TASK STATEMENT: Reproduce every entry exactly as shown.

-----

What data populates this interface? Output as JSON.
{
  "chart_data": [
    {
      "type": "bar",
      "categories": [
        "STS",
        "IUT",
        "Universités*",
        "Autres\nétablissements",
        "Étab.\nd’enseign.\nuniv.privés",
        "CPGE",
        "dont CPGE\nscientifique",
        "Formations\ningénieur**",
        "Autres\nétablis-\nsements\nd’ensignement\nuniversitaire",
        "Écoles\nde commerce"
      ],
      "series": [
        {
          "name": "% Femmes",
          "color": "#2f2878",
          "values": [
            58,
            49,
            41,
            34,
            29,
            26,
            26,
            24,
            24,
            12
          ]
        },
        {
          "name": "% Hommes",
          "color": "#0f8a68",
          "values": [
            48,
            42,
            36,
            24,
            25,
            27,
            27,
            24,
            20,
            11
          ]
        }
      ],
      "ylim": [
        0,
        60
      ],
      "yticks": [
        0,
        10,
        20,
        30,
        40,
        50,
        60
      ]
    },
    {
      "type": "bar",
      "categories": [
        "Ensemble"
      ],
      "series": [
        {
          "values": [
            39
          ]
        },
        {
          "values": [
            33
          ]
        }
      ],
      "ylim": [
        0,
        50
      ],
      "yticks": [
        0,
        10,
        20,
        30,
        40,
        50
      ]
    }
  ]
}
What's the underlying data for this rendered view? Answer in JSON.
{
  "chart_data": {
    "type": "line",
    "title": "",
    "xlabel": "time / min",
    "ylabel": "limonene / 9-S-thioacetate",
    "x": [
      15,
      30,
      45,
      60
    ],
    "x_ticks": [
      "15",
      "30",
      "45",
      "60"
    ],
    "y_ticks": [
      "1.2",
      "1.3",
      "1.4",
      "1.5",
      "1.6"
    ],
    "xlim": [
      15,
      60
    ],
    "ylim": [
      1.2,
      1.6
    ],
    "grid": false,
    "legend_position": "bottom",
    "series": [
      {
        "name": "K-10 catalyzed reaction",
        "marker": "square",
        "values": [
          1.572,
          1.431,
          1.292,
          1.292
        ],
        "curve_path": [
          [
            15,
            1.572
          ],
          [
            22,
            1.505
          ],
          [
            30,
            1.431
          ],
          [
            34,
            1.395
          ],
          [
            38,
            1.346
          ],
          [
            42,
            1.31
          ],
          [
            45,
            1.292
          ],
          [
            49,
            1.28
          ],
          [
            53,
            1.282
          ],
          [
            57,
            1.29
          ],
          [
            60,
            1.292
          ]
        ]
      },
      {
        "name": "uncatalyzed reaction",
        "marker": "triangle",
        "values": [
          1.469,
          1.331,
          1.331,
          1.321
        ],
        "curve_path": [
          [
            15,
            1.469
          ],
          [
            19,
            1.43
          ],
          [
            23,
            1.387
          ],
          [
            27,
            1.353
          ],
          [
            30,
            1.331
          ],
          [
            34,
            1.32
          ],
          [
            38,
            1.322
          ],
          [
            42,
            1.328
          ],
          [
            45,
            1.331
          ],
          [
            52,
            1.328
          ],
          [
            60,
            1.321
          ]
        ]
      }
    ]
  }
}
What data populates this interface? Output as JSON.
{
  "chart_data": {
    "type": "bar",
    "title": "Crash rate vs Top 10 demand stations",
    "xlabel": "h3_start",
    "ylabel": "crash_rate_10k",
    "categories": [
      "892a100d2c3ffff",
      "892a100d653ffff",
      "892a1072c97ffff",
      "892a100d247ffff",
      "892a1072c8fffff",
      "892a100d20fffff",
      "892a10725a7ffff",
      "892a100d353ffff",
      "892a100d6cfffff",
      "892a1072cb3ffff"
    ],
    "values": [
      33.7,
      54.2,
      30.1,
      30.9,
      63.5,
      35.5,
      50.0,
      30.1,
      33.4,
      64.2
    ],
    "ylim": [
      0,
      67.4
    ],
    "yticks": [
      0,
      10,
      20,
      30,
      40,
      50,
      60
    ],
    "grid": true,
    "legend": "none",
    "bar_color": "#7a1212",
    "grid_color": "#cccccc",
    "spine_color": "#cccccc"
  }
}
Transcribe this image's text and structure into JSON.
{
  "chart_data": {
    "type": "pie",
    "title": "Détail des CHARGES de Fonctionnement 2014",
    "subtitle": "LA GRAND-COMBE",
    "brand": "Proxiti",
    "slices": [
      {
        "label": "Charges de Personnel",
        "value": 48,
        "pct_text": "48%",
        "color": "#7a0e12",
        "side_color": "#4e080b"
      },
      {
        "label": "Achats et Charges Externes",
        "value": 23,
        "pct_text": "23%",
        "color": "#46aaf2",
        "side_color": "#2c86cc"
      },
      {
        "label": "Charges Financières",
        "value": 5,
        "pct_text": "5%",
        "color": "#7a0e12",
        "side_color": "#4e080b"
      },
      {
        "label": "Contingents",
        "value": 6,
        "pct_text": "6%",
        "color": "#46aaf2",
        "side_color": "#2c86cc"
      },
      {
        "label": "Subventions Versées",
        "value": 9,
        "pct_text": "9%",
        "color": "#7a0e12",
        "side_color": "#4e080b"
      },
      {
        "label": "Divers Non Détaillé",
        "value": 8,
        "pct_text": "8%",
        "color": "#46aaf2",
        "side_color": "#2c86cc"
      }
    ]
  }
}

-----

SOLVED PROBLEM:
What data populates this interface? Output as JSON.
{
  "chart_data": [
    {
      "type": "bar",
      "categories": [
        "STS",
        "IUT",
        "Universités*",
        "Autres\nétablissements",
        "Étab.\nd’enseign.\nuniv.privés",
        "CPGE",
        "dont CPGE\nscientifique",
        "Formations\ningénieur**",
        "Autres\nétablis-\nsements\nd’ensignement\nuniversitaire",
        "Écoles\nde commerce"
      ],
      "series": [
        {
          "name": "% Femmes",
          "color": "#2f2878",
          "values": [
            58,
            49,
            41,
            34,
            29,
            26,
            26,
            24,
            24,
            12
          ]
        },
        {
          "name": "% Hommes",
          "color": "#0f8a68",
          "values": [
            48,
            42,
            36,
            24,
            25,
            27,
            27,
            24,
            20,
            11
          ]
        }
      ],
      "ylim": [
        0,
        60
      ],
      "yticks": [
        0,
        10,
        20,
        30,
        40,
        50,
        60
      ]
    },
    {
      "type": "bar",
      "categories": [
        "Ensemble"
      ],
      "series": [
        {
          "values": [
            39
          ]
        },
        {
          "values": [
            33
          ]
        }
      ],
      "ylim": [
        0,
        50
      ],
      "yticks": [
        0,
        10,
        20,
        30,
        40,
        50
      ]
    }
  ]
}
What's the underlying data for this rendered view? Answer in JSON.
{
  "chart_data": {
    "type": "line",
    "title": "",
    "xlabel": "time / min",
    "ylabel": "limonene / 9-S-thioacetate",
    "x": [
      15,
      30,
      45,
      60
    ],
    "x_ticks": [
      "15",
      "30",
      "45",
      "60"
    ],
    "y_ticks": [
      "1.2",
      "1.3",
      "1.4",
      "1.5",
      "1.6"
    ],
    "xlim": [
      15,
      60
    ],
    "ylim": [
      1.2,
      1.6
    ],
    "grid": false,
    "legend_position": "bottom",
    "series": [
      {
        "name": "K-10 catalyzed reaction",
        "marker": "square",
        "values": [
          1.572,
          1.431,
          1.292,
          1.292
        ],
        "curve_path": [
          [
            15,
            1.572
          ],
          [
            22,
            1.505
          ],
          [
            30,
            1.431
          ],
          [
            34,
            1.395
          ],
          [
            38,
            1.346
          ],
          [
            42,
            1.31
          ],
          [
            45,
            1.292
          ],
          [
            49,
            1.28
          ],
          [
            53,
            1.282
          ],
          [
            57,
            1.29
          ],
          [
            60,
            1.292
          ]
        ]
      },
      {
        "name": "uncatalyzed reaction",
        "marker": "triangle",
        "values": [
          1.469,
          1.331,
          1.331,
          1.321
        ],
        "curve_path": [
          [
            15,
            1.469
          ],
          [
            19,
            1.43
          ],
          [
            23,
            1.387
          ],
          [
            27,
            1.353
          ],
          [
            30,
            1.331
          ],
          [
            34,
            1.32
          ],
          [
            38,
            1.322
          ],
          [
            42,
            1.328
          ],
          [
            45,
            1.331
          ],
          [
            52,
            1.328
          ],
          [
            60,
            1.321
          ]
        ]
      }
    ]
  }
}
What data populates this interface? Output as JSON.
{
  "chart_data": {
    "type": "bar",
    "title": "Crash rate vs Top 10 demand stations",
    "xlabel": "h3_start",
    "ylabel": "crash_rate_10k",
    "categories": [
      "892a100d2c3ffff",
      "892a100d653ffff",
      "892a1072c97ffff",
      "892a100d247ffff",
      "892a1072c8fffff",
      "892a100d20fffff",
      "892a10725a7ffff",
      "892a100d353ffff",
      "892a100d6cfffff",
      "892a1072cb3ffff"
    ],
    "values": [
      33.7,
      54.2,
      30.1,
      30.9,
      63.5,
      35.5,
      50.0,
      30.1,
      33.4,
      64.2
    ],
    "ylim": [
      0,
      67.4
    ],
    "yticks": [
      0,
      10,
      20,
      30,
      40,
      50,
      60
    ],
    "grid": true,
    "legend": "none",
    "bar_color": "#7a1212",
    "grid_color": "#cccccc",
    "spine_color": "#cccccc"
  }
}
Transcribe this image's text and structure into JSON.
{
  "chart_data": {
    "type": "pie",
    "title": "Détail des CHARGES de Fonctionnement 2014",
    "subtitle": "LA GRAND-COMBE",
    "brand": "Proxiti",
    "slices": [
      {
        "label": "Charges de Personnel",
        "value": 48,
        "pct_text": "48%",
        "color": "#7a0e12",
        "side_color": "#4e080b"
      },
      {
        "label": "Achats et Charges Externes",
        "value": 23,
        "pct_text": "23%",
        "color": "#46aaf2",
        "side_color": "#2c86cc"
      },
      {
        "label": "Charges Financières",
        "value": 5,
        "pct_text": "5%",
        "color": "#7a0e12",
        "side_color": "#4e080b"
      },
      {
        "label": "Contingents",
        "value": 6,
        "pct_text": "6%",
        "color": "#46aaf2",
        "side_color": "#2c86cc"
      },
      {
        "label": "Subventions Versées",
        "value": 9,
        "pct_text": "9%",
        "color": "#7a0e12",
        "side_color": "#4e080b"
      },
      {
        "label": "Divers Non Détaillé",
        "value": 8,
        "pct_text": "8%",
        "color": "#46aaf2",
        "side_color": "#2c86cc"
      }
    ]
  }
}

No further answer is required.